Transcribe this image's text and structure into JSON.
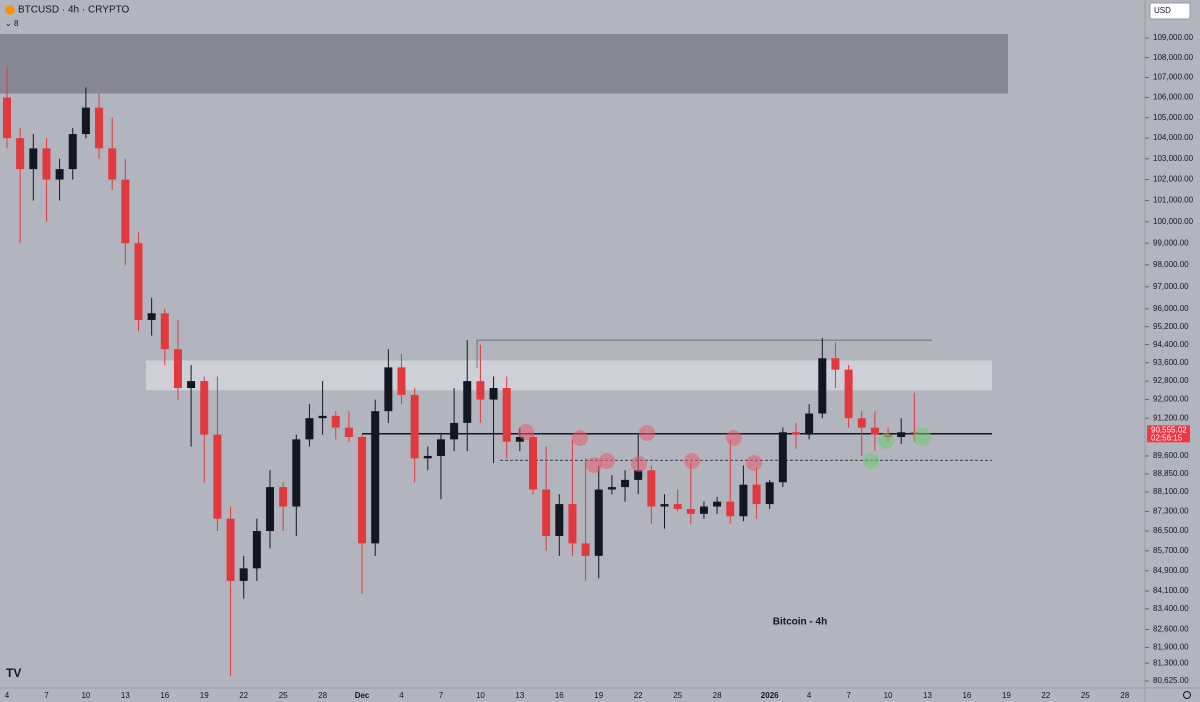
{
  "chart_data": {
    "type": "candlestick",
    "title": "BTCUSD · 4h · CRYPTO",
    "indicator_count": "8",
    "currency_button": "USD",
    "annotation": "Bitcoin - 4h",
    "last_price": {
      "value": 90555.02,
      "label": "90,555.02"
    },
    "countdown": "02:56:15",
    "log_scale": true,
    "up_color": "#131722",
    "down_color": "#e0393e",
    "categories": [
      "4",
      null,
      null,
      "7",
      null,
      null,
      "10",
      null,
      null,
      "13",
      null,
      null,
      "16",
      null,
      null,
      "19",
      null,
      null,
      "22",
      null,
      null,
      "25",
      null,
      null,
      "28",
      null,
      null,
      "Dec",
      null,
      null,
      "4",
      null,
      null,
      "7",
      null,
      null,
      "10",
      null,
      null,
      "13",
      null,
      null,
      "16",
      null,
      null,
      "19",
      null,
      null,
      "22",
      null,
      null,
      "25",
      null,
      null,
      "28",
      null,
      null,
      null,
      "2026",
      null,
      null,
      "4",
      null,
      null,
      "7",
      null,
      null,
      "10",
      null,
      null,
      "13",
      null,
      null,
      "16",
      null,
      null,
      "19",
      null,
      null,
      "22",
      null,
      null,
      "25",
      null,
      null,
      "28",
      null
    ],
    "open": [
      106000,
      104000,
      102500,
      103500,
      102000,
      102500,
      104200,
      105500,
      103500,
      102000,
      99000,
      95500,
      95800,
      94200,
      92500,
      92800,
      90500,
      87000,
      84500,
      85000,
      86500,
      88300,
      87500,
      90300,
      91200,
      91300,
      90800,
      90400,
      86000,
      91500,
      93400,
      92200,
      89500,
      89600,
      90300,
      91000,
      92800,
      92000,
      92500,
      90200,
      90400,
      88200,
      86300,
      87600,
      86000,
      85500,
      88200,
      88300,
      88600,
      89000,
      87500,
      87600,
      87400,
      87200,
      87500,
      87700,
      87100,
      88400,
      87600,
      88500,
      90600,
      90500,
      91400,
      93800,
      93300,
      91200,
      90800,
      90500,
      90400,
      90600,
      null,
      null,
      null,
      null,
      null,
      null,
      null,
      null,
      null,
      null,
      null,
      null,
      null,
      null,
      null,
      null,
      null
    ],
    "high": [
      107500,
      104500,
      104200,
      104000,
      103000,
      104500,
      106500,
      106200,
      105000,
      103000,
      99500,
      96500,
      96000,
      95500,
      93500,
      93000,
      93000,
      87500,
      85500,
      87000,
      89000,
      88500,
      90500,
      91800,
      92800,
      91500,
      91500,
      90500,
      92000,
      94200,
      94000,
      92500,
      90000,
      90500,
      92500,
      94600,
      94400,
      93000,
      93000,
      90800,
      90600,
      90000,
      88000,
      90300,
      89500,
      89200,
      88800,
      89000,
      90500,
      89200,
      88000,
      88200,
      89300,
      87700,
      87900,
      90300,
      89200,
      89100,
      88600,
      90800,
      91000,
      91800,
      94700,
      94500,
      93500,
      91500,
      91500,
      90800,
      91200,
      92300,
      null,
      null,
      null,
      null,
      null,
      null,
      null,
      null,
      null,
      null,
      null,
      null,
      null,
      null,
      null,
      null,
      null
    ],
    "low": [
      103500,
      99000,
      101000,
      100000,
      101000,
      102000,
      104000,
      103000,
      101500,
      98000,
      95000,
      94800,
      93500,
      92000,
      90000,
      88500,
      86500,
      80800,
      83800,
      84500,
      85800,
      86500,
      86300,
      90000,
      90500,
      90300,
      90200,
      84000,
      85500,
      91000,
      91800,
      88500,
      89000,
      87800,
      89800,
      89800,
      91000,
      89300,
      89500,
      89800,
      88000,
      85700,
      85500,
      85500,
      84500,
      84600,
      88000,
      87700,
      88000,
      86800,
      86600,
      87300,
      86800,
      87000,
      87200,
      86800,
      86900,
      87000,
      87400,
      88300,
      89900,
      90300,
      91200,
      92500,
      90800,
      89600,
      89800,
      90200,
      90100,
      90200,
      null,
      null,
      null,
      null,
      null,
      null,
      null,
      null,
      null,
      null,
      null,
      null,
      null,
      null,
      null,
      null,
      null
    ],
    "close": [
      104000,
      102500,
      103500,
      102000,
      102500,
      104200,
      105500,
      103500,
      102000,
      99000,
      95500,
      95800,
      94200,
      92500,
      92800,
      90500,
      87000,
      84500,
      85000,
      86500,
      88300,
      87500,
      90300,
      91200,
      91300,
      90800,
      90400,
      86000,
      91500,
      93400,
      92200,
      89500,
      89600,
      90300,
      91000,
      92800,
      92000,
      92500,
      90200,
      90400,
      88200,
      86300,
      87600,
      86000,
      85500,
      88200,
      88300,
      88600,
      89000,
      87500,
      87600,
      87400,
      87200,
      87500,
      87700,
      87100,
      88400,
      87600,
      88500,
      90600,
      90500,
      91400,
      93800,
      93300,
      91200,
      90800,
      90500,
      90400,
      90600,
      90555,
      null,
      null,
      null,
      null,
      null,
      null,
      null,
      null,
      null,
      null,
      null,
      null,
      null,
      null,
      null,
      null,
      null
    ],
    "zones": [
      {
        "low": 106200,
        "high": 109200
      },
      {
        "low": 92400,
        "high": 93700
      }
    ],
    "levels": [
      {
        "value": 90540,
        "style": "solid"
      },
      {
        "value": 89420,
        "style": "dashed"
      },
      {
        "value": 94600,
        "style": "thin"
      }
    ],
    "ylim": [
      80286,
      110960
    ],
    "yticks": [
      {
        "value": 109000,
        "label": "109,000.00"
      },
      {
        "value": 108000,
        "label": "108,000.00"
      },
      {
        "value": 107000,
        "label": "107,000.00"
      },
      {
        "value": 106000,
        "label": "106,000.00"
      },
      {
        "value": 105000,
        "label": "105,000.00"
      },
      {
        "value": 104000,
        "label": "104,000.00"
      },
      {
        "value": 103000,
        "label": "103,000.00"
      },
      {
        "value": 102000,
        "label": "102,000.00"
      },
      {
        "value": 101000,
        "label": "101,000.00"
      },
      {
        "value": 100000,
        "label": "100,000.00"
      },
      {
        "value": 99000,
        "label": "99,000.00"
      },
      {
        "value": 98000,
        "label": "98,000.00"
      },
      {
        "value": 97000,
        "label": "97,000.00"
      },
      {
        "value": 96000,
        "label": "96,000.00"
      },
      {
        "value": 95200,
        "label": "95,200.00"
      },
      {
        "value": 94400,
        "label": "94,400.00"
      },
      {
        "value": 93600,
        "label": "93,600.00"
      },
      {
        "value": 92800,
        "label": "92,800.00"
      },
      {
        "value": 92000,
        "label": "92,000.00"
      },
      {
        "value": 91200,
        "label": "91,200.00"
      },
      {
        "value": 89600,
        "label": "89,600.00"
      },
      {
        "value": 88850,
        "label": "88,850.00"
      },
      {
        "value": 88100,
        "label": "88,100.00"
      },
      {
        "value": 87300,
        "label": "87,300.00"
      },
      {
        "value": 86500,
        "label": "86,500.00"
      },
      {
        "value": 85700,
        "label": "85,700.00"
      },
      {
        "value": 84900,
        "label": "84,900.00"
      },
      {
        "value": 84100,
        "label": "84,100.00"
      },
      {
        "value": 83400,
        "label": "83,400.00"
      },
      {
        "value": 82600,
        "label": "82,600.00"
      },
      {
        "value": 81900,
        "label": "81,900.00"
      },
      {
        "value": 81300,
        "label": "81,300.00"
      },
      {
        "value": 80625,
        "label": "80,625.00"
      }
    ]
  }
}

* **PROBLEM**: Copy each line exactly, and leave the pictures out of your copy.

* **THE OUTPUT**:
Transcribe this image's text and structure into JSON.
{
  "chart_data": {
    "type": "candlestick",
    "title": "BTCUSD · 4h · CRYPTO",
    "indicator_count": "8",
    "currency_button": "USD",
    "annotation": "Bitcoin - 4h",
    "last_price": {
      "value": 90555.02,
      "label": "90,555.02"
    },
    "countdown": "02:56:15",
    "log_scale": true,
    "up_color": "#131722",
    "down_color": "#e0393e",
    "categories": [
      "4",
      null,
      null,
      "7",
      null,
      null,
      "10",
      null,
      null,
      "13",
      null,
      null,
      "16",
      null,
      null,
      "19",
      null,
      null,
      "22",
      null,
      null,
      "25",
      null,
      null,
      "28",
      null,
      null,
      "Dec",
      null,
      null,
      "4",
      null,
      null,
      "7",
      null,
      null,
      "10",
      null,
      null,
      "13",
      null,
      null,
      "16",
      null,
      null,
      "19",
      null,
      null,
      "22",
      null,
      null,
      "25",
      null,
      null,
      "28",
      null,
      null,
      null,
      "2026",
      null,
      null,
      "4",
      null,
      null,
      "7",
      null,
      null,
      "10",
      null,
      null,
      "13",
      null,
      null,
      "16",
      null,
      null,
      "19",
      null,
      null,
      "22",
      null,
      null,
      "25",
      null,
      null,
      "28",
      null
    ],
    "open": [
      106000,
      104000,
      102500,
      103500,
      102000,
      102500,
      104200,
      105500,
      103500,
      102000,
      99000,
      95500,
      95800,
      94200,
      92500,
      92800,
      90500,
      87000,
      84500,
      85000,
      86500,
      88300,
      87500,
      90300,
      91200,
      91300,
      90800,
      90400,
      86000,
      91500,
      93400,
      92200,
      89500,
      89600,
      90300,
      91000,
      92800,
      92000,
      92500,
      90200,
      90400,
      88200,
      86300,
      87600,
      86000,
      85500,
      88200,
      88300,
      88600,
      89000,
      87500,
      87600,
      87400,
      87200,
      87500,
      87700,
      87100,
      88400,
      87600,
      88500,
      90600,
      90500,
      91400,
      93800,
      93300,
      91200,
      90800,
      90500,
      90400,
      90600,
      null,
      null,
      null,
      null,
      null,
      null,
      null,
      null,
      null,
      null,
      null,
      null,
      null,
      null,
      null,
      null,
      null
    ],
    "high": [
      107500,
      104500,
      104200,
      104000,
      103000,
      104500,
      106500,
      106200,
      105000,
      103000,
      99500,
      96500,
      96000,
      95500,
      93500,
      93000,
      93000,
      87500,
      85500,
      87000,
      89000,
      88500,
      90500,
      91800,
      92800,
      91500,
      91500,
      90500,
      92000,
      94200,
      94000,
      92500,
      90000,
      90500,
      92500,
      94600,
      94400,
      93000,
      93000,
      90800,
      90600,
      90000,
      88000,
      90300,
      89500,
      89200,
      88800,
      89000,
      90500,
      89200,
      88000,
      88200,
      89300,
      87700,
      87900,
      90300,
      89200,
      89100,
      88600,
      90800,
      91000,
      91800,
      94700,
      94500,
      93500,
      91500,
      91500,
      90800,
      91200,
      92300,
      null,
      null,
      null,
      null,
      null,
      null,
      null,
      null,
      null,
      null,
      null,
      null,
      null,
      null,
      null,
      null,
      null
    ],
    "low": [
      103500,
      99000,
      101000,
      100000,
      101000,
      102000,
      104000,
      103000,
      101500,
      98000,
      95000,
      94800,
      93500,
      92000,
      90000,
      88500,
      86500,
      80800,
      83800,
      84500,
      85800,
      86500,
      86300,
      90000,
      90500,
      90300,
      90200,
      84000,
      85500,
      91000,
      91800,
      88500,
      89000,
      87800,
      89800,
      89800,
      91000,
      89300,
      89500,
      89800,
      88000,
      85700,
      85500,
      85500,
      84500,
      84600,
      88000,
      87700,
      88000,
      86800,
      86600,
      87300,
      86800,
      87000,
      87200,
      86800,
      86900,
      87000,
      87400,
      88300,
      89900,
      90300,
      91200,
      92500,
      90800,
      89600,
      89800,
      90200,
      90100,
      90200,
      null,
      null,
      null,
      null,
      null,
      null,
      null,
      null,
      null,
      null,
      null,
      null,
      null,
      null,
      null,
      null,
      null
    ],
    "close": [
      104000,
      102500,
      103500,
      102000,
      102500,
      104200,
      105500,
      103500,
      102000,
      99000,
      95500,
      95800,
      94200,
      92500,
      92800,
      90500,
      87000,
      84500,
      85000,
      86500,
      88300,
      87500,
      90300,
      91200,
      91300,
      90800,
      90400,
      86000,
      91500,
      93400,
      92200,
      89500,
      89600,
      90300,
      91000,
      92800,
      92000,
      92500,
      90200,
      90400,
      88200,
      86300,
      87600,
      86000,
      85500,
      88200,
      88300,
      88600,
      89000,
      87500,
      87600,
      87400,
      87200,
      87500,
      87700,
      87100,
      88400,
      87600,
      88500,
      90600,
      90500,
      91400,
      93800,
      93300,
      91200,
      90800,
      90500,
      90400,
      90600,
      90555,
      null,
      null,
      null,
      null,
      null,
      null,
      null,
      null,
      null,
      null,
      null,
      null,
      null,
      null,
      null,
      null,
      null
    ],
    "zones": [
      {
        "low": 106200,
        "high": 109200
      },
      {
        "low": 92400,
        "high": 93700
      }
    ],
    "levels": [
      {
        "value": 90540,
        "style": "solid"
      },
      {
        "value": 89420,
        "style": "dashed"
      },
      {
        "value": 94600,
        "style": "thin"
      }
    ],
    "ylim": [
      80286,
      110960
    ],
    "yticks": [
      {
        "value": 109000,
        "label": "109,000.00"
      },
      {
        "value": 108000,
        "label": "108,000.00"
      },
      {
        "value": 107000,
        "label": "107,000.00"
      },
      {
        "value": 106000,
        "label": "106,000.00"
      },
      {
        "value": 105000,
        "label": "105,000.00"
      },
      {
        "value": 104000,
        "label": "104,000.00"
      },
      {
        "value": 103000,
        "label": "103,000.00"
      },
      {
        "value": 102000,
        "label": "102,000.00"
      },
      {
        "value": 101000,
        "label": "101,000.00"
      },
      {
        "value": 100000,
        "label": "100,000.00"
      },
      {
        "value": 99000,
        "label": "99,000.00"
      },
      {
        "value": 98000,
        "label": "98,000.00"
      },
      {
        "value": 97000,
        "label": "97,000.00"
      },
      {
        "value": 96000,
        "label": "96,000.00"
      },
      {
        "value": 95200,
        "label": "95,200.00"
      },
      {
        "value": 94400,
        "label": "94,400.00"
      },
      {
        "value": 93600,
        "label": "93,600.00"
      },
      {
        "value": 92800,
        "label": "92,800.00"
      },
      {
        "value": 92000,
        "label": "92,000.00"
      },
      {
        "value": 91200,
        "label": "91,200.00"
      },
      {
        "value": 89600,
        "label": "89,600.00"
      },
      {
        "value": 88850,
        "label": "88,850.00"
      },
      {
        "value": 88100,
        "label": "88,100.00"
      },
      {
        "value": 87300,
        "label": "87,300.00"
      },
      {
        "value": 86500,
        "label": "86,500.00"
      },
      {
        "value": 85700,
        "label": "85,700.00"
      },
      {
        "value": 84900,
        "label": "84,900.00"
      },
      {
        "value": 84100,
        "label": "84,100.00"
      },
      {
        "value": 83400,
        "label": "83,400.00"
      },
      {
        "value": 82600,
        "label": "82,600.00"
      },
      {
        "value": 81900,
        "label": "81,900.00"
      },
      {
        "value": 81300,
        "label": "81,300.00"
      },
      {
        "value": 80625,
        "label": "80,625.00"
      }
    ]
  }
}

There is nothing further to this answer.